• [FRAGMENTO SELECCIONADO]
Crista Alfaite y Carlotto Cotta en un momento del filme

Crista Alfaite y Carlotto Cotta en un momento del filme

Cine

Miguel Gomes, ante el efecto invernadero

'Diarios de Otsoga', dirigida por el cineasta portugués junto a Maureen Fazendeiro, es un extravagante y lúdico ejercicio de cine dentro del cine que exorciza los demonios de la pandemia al ritmo de Frankie Valli & The Four Seasons

5 junio, 2022 01:43

Diarios de Otsoga bien podría servir como compendio de los intereses del cineasta portugués Miguel Gomes (Lisboa, 1972), que en esta ocasión codirige con Maureen Fazendeiro (París, 1989), su pareja y colaboradora habitual. Ahí están la urgencia, la ligereza, el sentido festivo del cine, el mestizaje de géneros, lo metacinematográfico, la reflexión sobre el tiempo…

Las imágenes capturadas en 16 mm, bañadas en una primorosa luz estival, tienen una textura magnética

De hecho, el título de la película incorpora la clave narrativa del filme. ‘Otsoga’ es ‘Agosto’ leído al revés y la película es algo parecido a un diario que transcurre hacia atrás desde el día 22. En ese arranque, vemos a tres personajes –si es que se les puede llamar así– bailando al son de The Night de Frankie Valli & The Four Season, en una secuencia algo extemporánea que es una auténtica celebración de la vida y que rima con la que cierra la película. Son Crista (Crista Alfaite), Carlotto (Carlotto Cotta) y João (João Nunes Monteiro) y, viajando hacia atrás, los vemos involucrados en una especie de triángulo amoroso mientras construyen un invernadero en el jardín de una casa de campo, sumergida en el más plácido y cálido de los veranos.

• [DATOS PARA REVISAR]
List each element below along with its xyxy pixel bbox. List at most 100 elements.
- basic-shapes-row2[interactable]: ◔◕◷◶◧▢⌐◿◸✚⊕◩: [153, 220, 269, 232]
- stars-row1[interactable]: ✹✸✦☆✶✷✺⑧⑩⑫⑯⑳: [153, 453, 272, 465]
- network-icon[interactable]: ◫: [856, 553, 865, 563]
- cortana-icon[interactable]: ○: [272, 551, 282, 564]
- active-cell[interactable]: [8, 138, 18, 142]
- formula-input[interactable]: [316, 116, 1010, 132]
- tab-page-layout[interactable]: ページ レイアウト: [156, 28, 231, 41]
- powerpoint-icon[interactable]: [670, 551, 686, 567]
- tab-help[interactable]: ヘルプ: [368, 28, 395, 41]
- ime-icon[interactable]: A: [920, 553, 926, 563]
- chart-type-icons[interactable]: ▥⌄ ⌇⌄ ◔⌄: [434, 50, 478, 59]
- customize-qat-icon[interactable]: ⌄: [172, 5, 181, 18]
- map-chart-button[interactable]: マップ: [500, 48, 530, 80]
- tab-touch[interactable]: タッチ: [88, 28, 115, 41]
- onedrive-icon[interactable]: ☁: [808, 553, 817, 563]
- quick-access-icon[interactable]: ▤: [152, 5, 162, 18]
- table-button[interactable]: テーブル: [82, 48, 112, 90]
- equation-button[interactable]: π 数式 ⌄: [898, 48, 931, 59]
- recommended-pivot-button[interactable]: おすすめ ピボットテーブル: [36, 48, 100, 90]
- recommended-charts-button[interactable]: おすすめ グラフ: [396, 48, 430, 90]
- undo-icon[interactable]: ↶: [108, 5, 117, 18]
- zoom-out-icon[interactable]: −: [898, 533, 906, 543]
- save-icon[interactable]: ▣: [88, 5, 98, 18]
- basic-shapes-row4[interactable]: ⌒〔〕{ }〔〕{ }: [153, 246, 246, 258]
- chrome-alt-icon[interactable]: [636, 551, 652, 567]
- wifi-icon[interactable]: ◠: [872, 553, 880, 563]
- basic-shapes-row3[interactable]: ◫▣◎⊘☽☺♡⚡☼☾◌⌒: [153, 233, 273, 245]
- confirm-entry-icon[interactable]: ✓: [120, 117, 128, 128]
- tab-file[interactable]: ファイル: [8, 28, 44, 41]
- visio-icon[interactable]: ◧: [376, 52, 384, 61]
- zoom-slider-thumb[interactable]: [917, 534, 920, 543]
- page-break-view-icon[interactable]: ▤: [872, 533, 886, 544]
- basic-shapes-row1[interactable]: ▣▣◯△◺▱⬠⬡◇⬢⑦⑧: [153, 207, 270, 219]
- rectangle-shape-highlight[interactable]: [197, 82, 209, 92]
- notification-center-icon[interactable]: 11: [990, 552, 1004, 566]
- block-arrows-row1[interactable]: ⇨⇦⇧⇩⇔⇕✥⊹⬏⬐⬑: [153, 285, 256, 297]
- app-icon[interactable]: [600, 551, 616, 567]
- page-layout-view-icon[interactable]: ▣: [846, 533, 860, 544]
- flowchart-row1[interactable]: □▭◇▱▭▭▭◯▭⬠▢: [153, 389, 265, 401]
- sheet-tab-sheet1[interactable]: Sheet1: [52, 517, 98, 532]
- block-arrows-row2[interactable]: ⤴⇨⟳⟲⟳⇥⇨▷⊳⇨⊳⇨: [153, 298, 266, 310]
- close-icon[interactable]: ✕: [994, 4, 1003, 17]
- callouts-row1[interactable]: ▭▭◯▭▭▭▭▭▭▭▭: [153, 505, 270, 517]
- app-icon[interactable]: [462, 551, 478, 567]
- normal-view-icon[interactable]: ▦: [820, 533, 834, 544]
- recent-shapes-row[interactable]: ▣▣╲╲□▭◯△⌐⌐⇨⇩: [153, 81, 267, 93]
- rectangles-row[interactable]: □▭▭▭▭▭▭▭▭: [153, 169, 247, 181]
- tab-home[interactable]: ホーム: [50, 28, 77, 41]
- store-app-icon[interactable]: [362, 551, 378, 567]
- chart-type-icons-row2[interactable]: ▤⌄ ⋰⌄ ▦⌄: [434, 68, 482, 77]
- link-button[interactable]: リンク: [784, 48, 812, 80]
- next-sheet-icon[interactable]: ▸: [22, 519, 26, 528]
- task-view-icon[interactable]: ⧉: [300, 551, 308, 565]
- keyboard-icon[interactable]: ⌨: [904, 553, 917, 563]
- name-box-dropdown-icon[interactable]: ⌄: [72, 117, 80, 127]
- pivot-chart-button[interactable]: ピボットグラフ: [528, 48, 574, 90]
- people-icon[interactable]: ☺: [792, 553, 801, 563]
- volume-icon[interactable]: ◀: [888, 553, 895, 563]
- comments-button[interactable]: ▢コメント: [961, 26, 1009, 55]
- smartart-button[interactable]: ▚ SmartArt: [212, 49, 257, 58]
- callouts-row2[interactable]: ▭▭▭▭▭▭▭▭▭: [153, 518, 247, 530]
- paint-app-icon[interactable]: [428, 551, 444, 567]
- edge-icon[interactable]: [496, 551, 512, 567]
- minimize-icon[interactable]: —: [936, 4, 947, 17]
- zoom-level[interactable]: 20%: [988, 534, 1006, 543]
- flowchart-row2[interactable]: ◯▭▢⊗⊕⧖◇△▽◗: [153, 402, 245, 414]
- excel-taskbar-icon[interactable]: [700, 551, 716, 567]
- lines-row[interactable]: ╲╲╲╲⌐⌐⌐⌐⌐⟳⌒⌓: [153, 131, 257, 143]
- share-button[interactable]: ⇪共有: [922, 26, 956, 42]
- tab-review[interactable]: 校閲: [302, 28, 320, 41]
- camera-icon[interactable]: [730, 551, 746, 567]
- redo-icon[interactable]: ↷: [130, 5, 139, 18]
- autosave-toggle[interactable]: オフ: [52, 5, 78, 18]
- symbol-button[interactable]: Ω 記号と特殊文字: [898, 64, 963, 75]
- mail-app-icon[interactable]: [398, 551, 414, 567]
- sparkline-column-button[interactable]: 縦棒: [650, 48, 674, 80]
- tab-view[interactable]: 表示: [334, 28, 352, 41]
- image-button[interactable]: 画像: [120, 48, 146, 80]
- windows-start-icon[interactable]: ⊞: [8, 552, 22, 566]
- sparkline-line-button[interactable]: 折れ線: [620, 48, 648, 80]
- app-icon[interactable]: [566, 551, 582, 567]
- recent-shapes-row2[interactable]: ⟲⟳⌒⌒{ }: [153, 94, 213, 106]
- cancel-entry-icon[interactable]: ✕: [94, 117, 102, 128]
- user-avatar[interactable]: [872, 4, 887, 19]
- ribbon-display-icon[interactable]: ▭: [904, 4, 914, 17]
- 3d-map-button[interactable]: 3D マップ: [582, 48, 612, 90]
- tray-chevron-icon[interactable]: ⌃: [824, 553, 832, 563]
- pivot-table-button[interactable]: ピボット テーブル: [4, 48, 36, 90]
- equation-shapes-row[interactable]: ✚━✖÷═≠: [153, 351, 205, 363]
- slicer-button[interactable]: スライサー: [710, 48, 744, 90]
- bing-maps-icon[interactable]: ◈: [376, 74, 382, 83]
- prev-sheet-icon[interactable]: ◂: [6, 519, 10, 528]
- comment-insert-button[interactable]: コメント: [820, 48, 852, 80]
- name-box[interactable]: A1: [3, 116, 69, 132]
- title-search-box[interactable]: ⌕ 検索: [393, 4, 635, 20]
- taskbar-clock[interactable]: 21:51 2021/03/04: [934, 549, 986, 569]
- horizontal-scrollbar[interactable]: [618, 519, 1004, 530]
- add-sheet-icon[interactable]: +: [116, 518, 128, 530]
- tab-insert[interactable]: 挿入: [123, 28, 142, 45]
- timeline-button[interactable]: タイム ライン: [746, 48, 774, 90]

• [TAREA]
Responda a estas preguntas según la reseña sobre Diarios de Otsoga:
1. ¿Con quién codirige Miguel Gomes la película?
2. ¿En qué formato se capturaron las imágenes?
3. ¿Qué palabra es "Otsoga" leída al revés?

• [RESPUESTA ESPERADA]
1. Con Maureen Fazendeiro.
2. En 16 mm.
3. "Agosto".